REQUIRED TASK:
Copy out each line that has "selected" in it.
╭──
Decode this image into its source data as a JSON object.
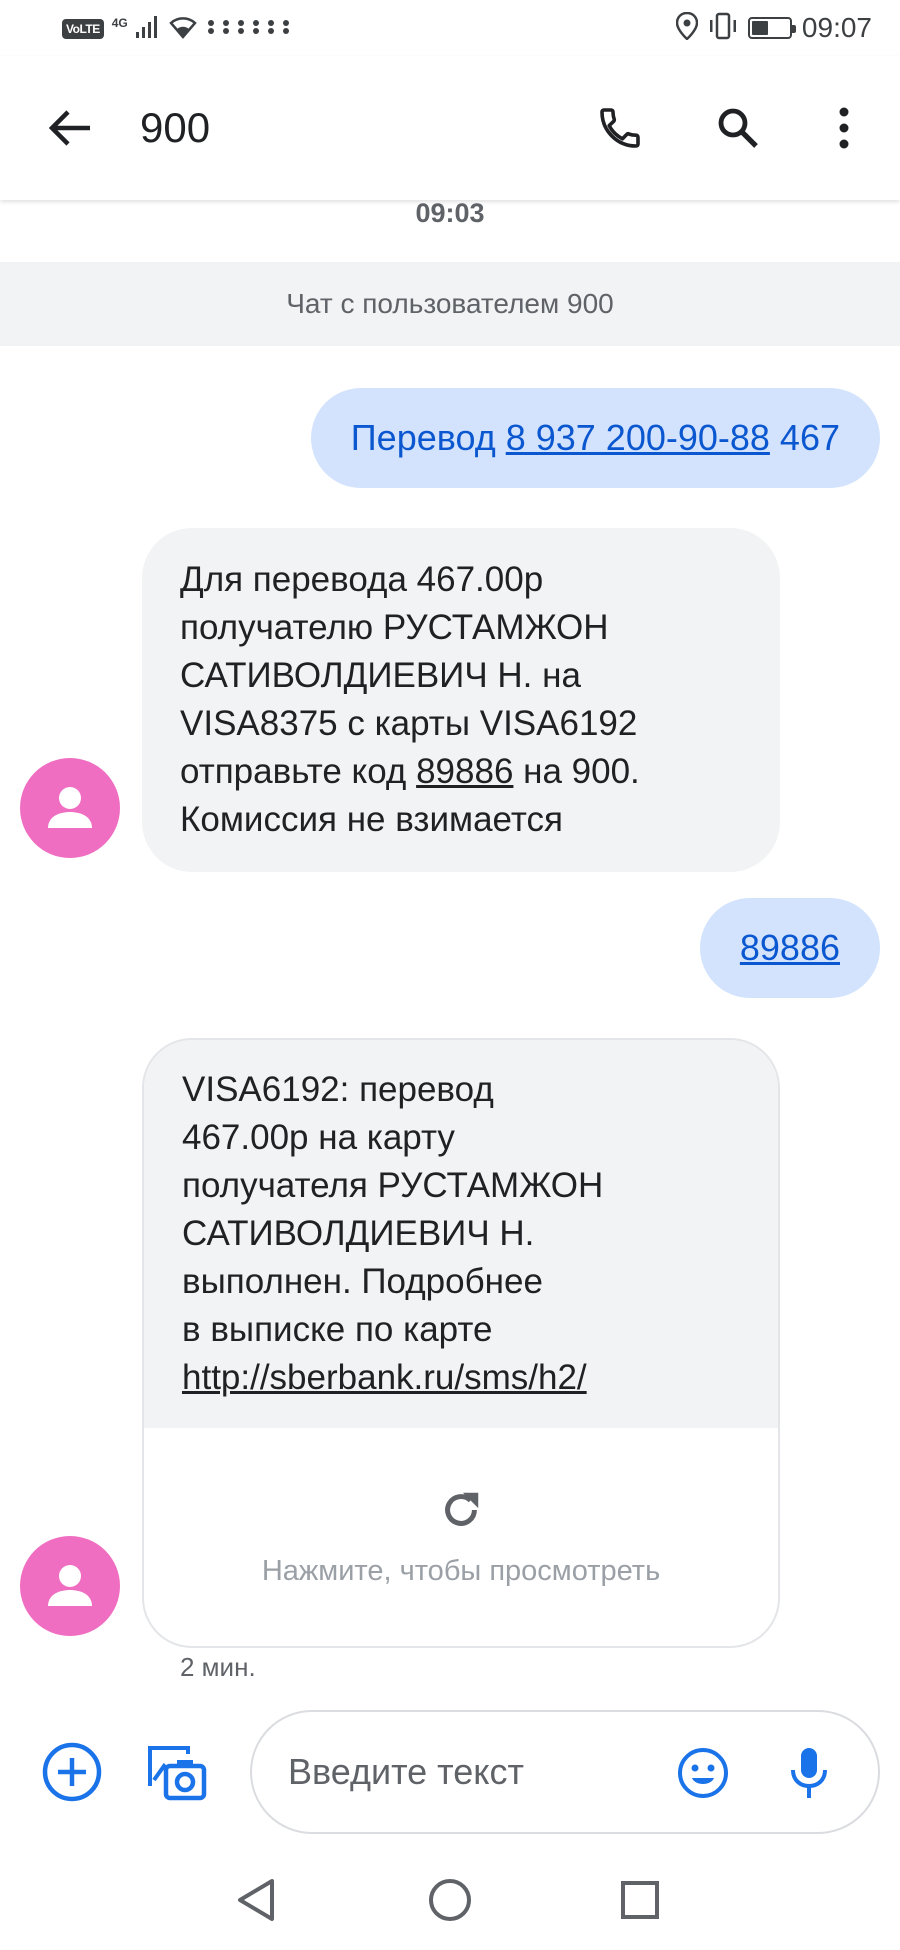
{
  "status_bar": {
    "volte": "VoLTE",
    "network": "4G",
    "time": "09:07",
    "battery_level": 0.45
  },
  "header": {
    "title": "900"
  },
  "conversation": {
    "timestamp_top": "09:03",
    "banner": "Чат с пользователем 900",
    "messages": [
      {
        "direction": "outgoing",
        "prefix": "Перевод ",
        "link": "8 937 200-90-88",
        "suffix": " 467"
      },
      {
        "direction": "incoming",
        "lines": [
          "Для перевода 467.00р",
          "получателю РУСТАМЖОН",
          "САТИВОЛДИЕВИЧ Н. на",
          "VISA8375 с карты VISA6192"
        ],
        "code_prefix": "отправьте код ",
        "code": "89886",
        "code_suffix": " на 900.",
        "last_line": "Комиссия не взимается"
      },
      {
        "direction": "outgoing",
        "link": "89886"
      },
      {
        "direction": "incoming",
        "lines": [
          "VISA6192: перевод",
          "467.00р на карту",
          "получателя РУСТАМЖОН",
          "САТИВОЛДИЕВИЧ Н.",
          "выполнен. Подробнее",
          "в выписке по карте"
        ],
        "url": "http://sberbank.ru/sms/h2/",
        "preview_text": "Нажмите, чтобы просмотреть",
        "time": "2 мин."
      }
    ]
  },
  "compose": {
    "placeholder": "Введите текст"
  },
  "colors": {
    "accent": "#1a73e8",
    "avatar": "#f06ec2",
    "outgoing_bubble": "#d3e3fd",
    "incoming_bubble": "#f1f3f4"
  }
}
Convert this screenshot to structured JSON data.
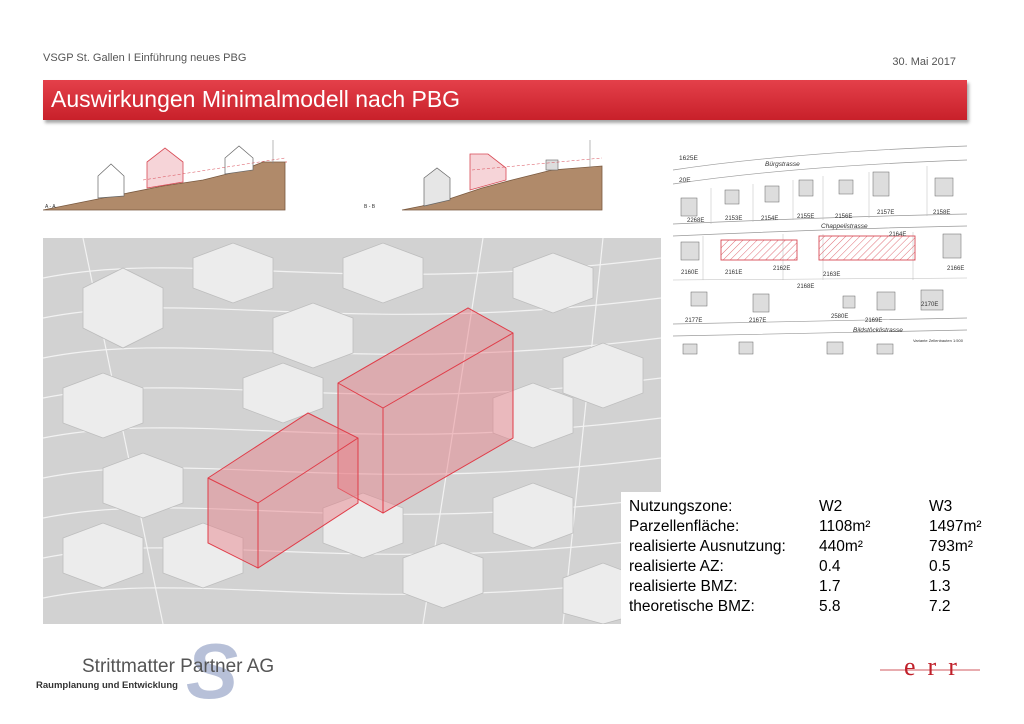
{
  "header": {
    "left_text": "VSGP St. Gallen I Einführung neues PBG",
    "date": "30. Mai 2017"
  },
  "title": "Auswirkungen Minimalmodell nach PBG",
  "sections": {
    "aa_label": "A - A",
    "bb_label": "B - B"
  },
  "plan": {
    "streets": [
      "Bürgstrasse",
      "Chappelistrasse",
      "Bildstöcklistrasse"
    ],
    "parcels": [
      "1625E",
      "20E",
      "2268E",
      "2153E",
      "2154E",
      "2155E",
      "2156E",
      "2157E",
      "2158E",
      "2164E",
      "2160E",
      "2161E",
      "2162E",
      "2163E",
      "2166E",
      "2168E",
      "2177E",
      "2167E",
      "2580E",
      "2169E",
      "2170E"
    ],
    "legend": "Variante Zellenbauten 1:500"
  },
  "stats": {
    "rows": [
      {
        "label": "Nutzungszone:",
        "w2": "W2",
        "w3": "W3"
      },
      {
        "label": "Parzellenfläche:",
        "w2": "1108m²",
        "w3": "1497m²"
      },
      {
        "label": "realisierte Ausnutzung:",
        "w2": "440m²",
        "w3": "793m²"
      },
      {
        "label": "realisierte AZ:",
        "w2": "0.4",
        "w3": "0.5"
      },
      {
        "label": "realisierte BMZ:",
        "w2": "1.7",
        "w3": "1.3"
      },
      {
        "label": "theoretische BMZ:",
        "w2": "5.8",
        "w3": "7.2"
      }
    ]
  },
  "footer": {
    "logo_name": "Strittmatter Partner AG",
    "logo_sub": "Raumplanung und Entwicklung",
    "logo_letter": "S",
    "right_logo": "err"
  },
  "colors": {
    "title_bar": "#d42c34",
    "accent_red": "#c0202a",
    "volume_fill": "#e8a0a6"
  }
}
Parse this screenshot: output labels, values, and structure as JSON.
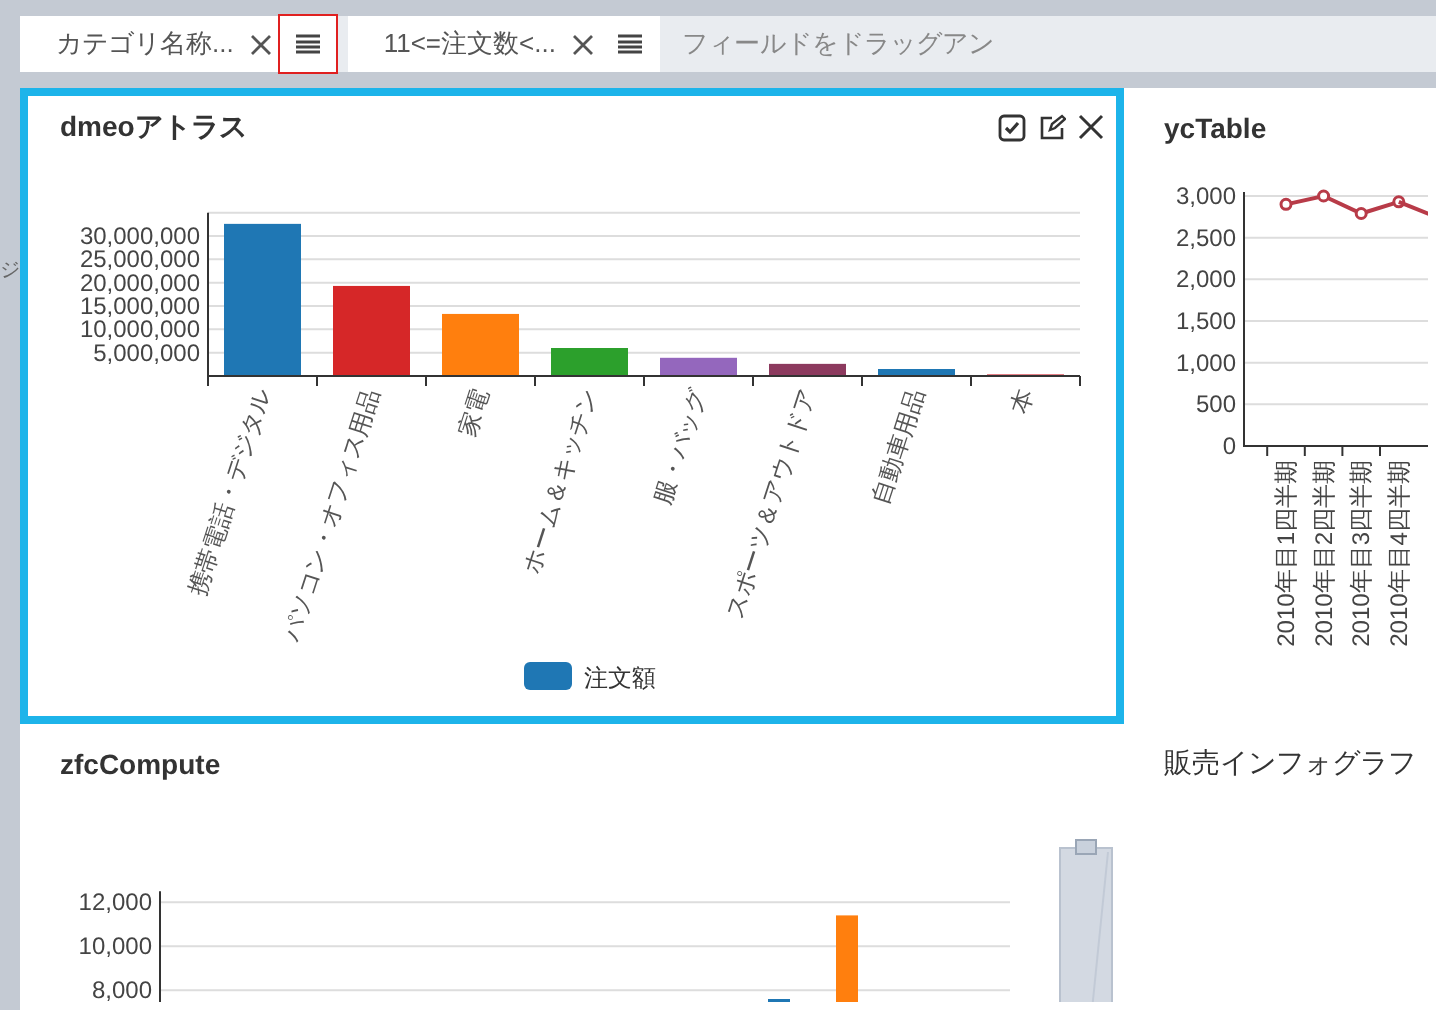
{
  "filter_bar": {
    "filters": [
      {
        "label": "カテゴリ名称...",
        "menu_focused": true
      },
      {
        "label": "11<=注文数<...",
        "menu_focused": false
      }
    ],
    "drop_hint": "フィールドをドラッグアン"
  },
  "side_strip": {
    "text": "ジ"
  },
  "panels": [
    {
      "title": "dmeoアトラス",
      "selected": true,
      "chart_data": {
        "type": "bar",
        "categories": [
          "携帯電話・デジタル",
          "パソコン・オフィス用品",
          "家電",
          "ホーム＆キッチン",
          "服・バッグ",
          "スポーツ＆アウトドア",
          "自動車用品",
          "本"
        ],
        "series": [
          {
            "name": "注文額",
            "color": "#1f77b4",
            "colors": [
              "#1f77b4",
              "#d62728",
              "#ff7f0e",
              "#2ca02c",
              "#9467bd",
              "#8c3a5e",
              "#1f77b4",
              "#e06c75"
            ],
            "values": [
              32600000,
              19300000,
              13300000,
              6000000,
              3900000,
              2600000,
              1500000,
              400000
            ]
          }
        ],
        "ylim": [
          0,
          35000000
        ],
        "grid": true,
        "yticks": [
          {
            "value": 5000000,
            "label": "5,000,000"
          },
          {
            "value": 10000000,
            "label": "10,000,000"
          },
          {
            "value": 15000000,
            "label": "15,000,000"
          },
          {
            "value": 20000000,
            "label": "20,000,000"
          },
          {
            "value": 25000000,
            "label": "25,000,000"
          },
          {
            "value": 30000000,
            "label": "30,000,000"
          }
        ]
      }
    },
    {
      "title": "ycTable",
      "selected": false,
      "chart_data": {
        "type": "line",
        "categories": [
          "2010年目1四半期",
          "2010年目2四半期",
          "2010年目3四半期",
          "2010年目4四半期"
        ],
        "series": [
          {
            "color": "#b83b48",
            "marker": "circle",
            "values": [
              2900,
              3000,
              2790,
              2930
            ]
          }
        ],
        "ylim": [
          0,
          3000
        ],
        "grid": true,
        "yticks": [
          {
            "value": 0,
            "label": "0"
          },
          {
            "value": 500,
            "label": "500"
          },
          {
            "value": 1000,
            "label": "1,000"
          },
          {
            "value": 1500,
            "label": "1,500"
          },
          {
            "value": 2000,
            "label": "2,000"
          },
          {
            "value": 2500,
            "label": "2,500"
          },
          {
            "value": 3000,
            "label": "3,000"
          }
        ]
      }
    },
    {
      "title": "zfcCompute",
      "selected": false,
      "chart_data": {
        "type": "bar",
        "series": [
          {
            "color": "#1f77b4",
            "values": [
              7600
            ]
          },
          {
            "color": "#ff7f0e",
            "values": [
              11400
            ]
          }
        ],
        "ylim": [
          7100,
          12500
        ],
        "grid": true,
        "yticks": [
          {
            "value": 8000,
            "label": "8,000"
          },
          {
            "value": 10000,
            "label": "10,000"
          },
          {
            "value": 12000,
            "label": "12,000"
          }
        ]
      }
    },
    {
      "title": "販売インフォグラフ",
      "selected": false
    }
  ]
}
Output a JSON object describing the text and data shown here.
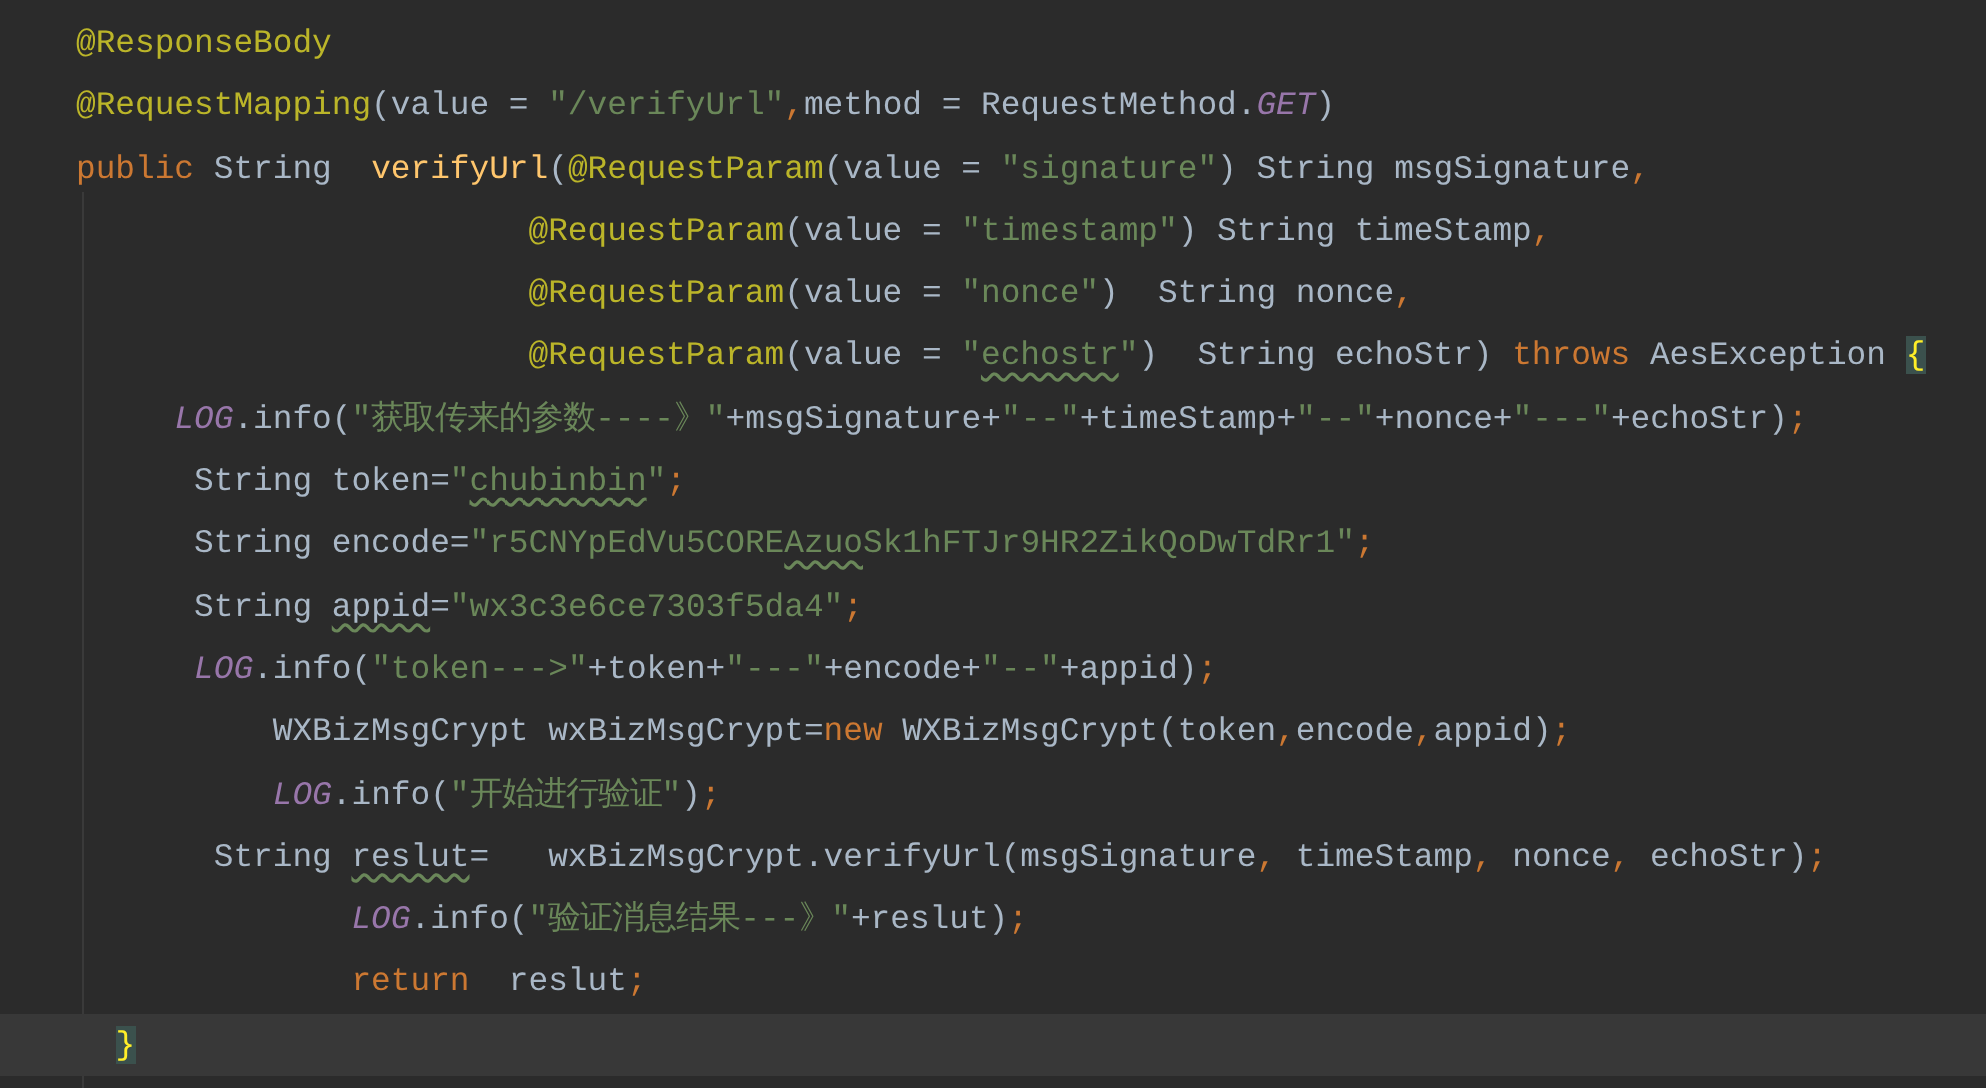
╰──
PROBLEM SOLUTION:
      "selected": true,
      "selected": false,
      "selected": false,
      "selected": false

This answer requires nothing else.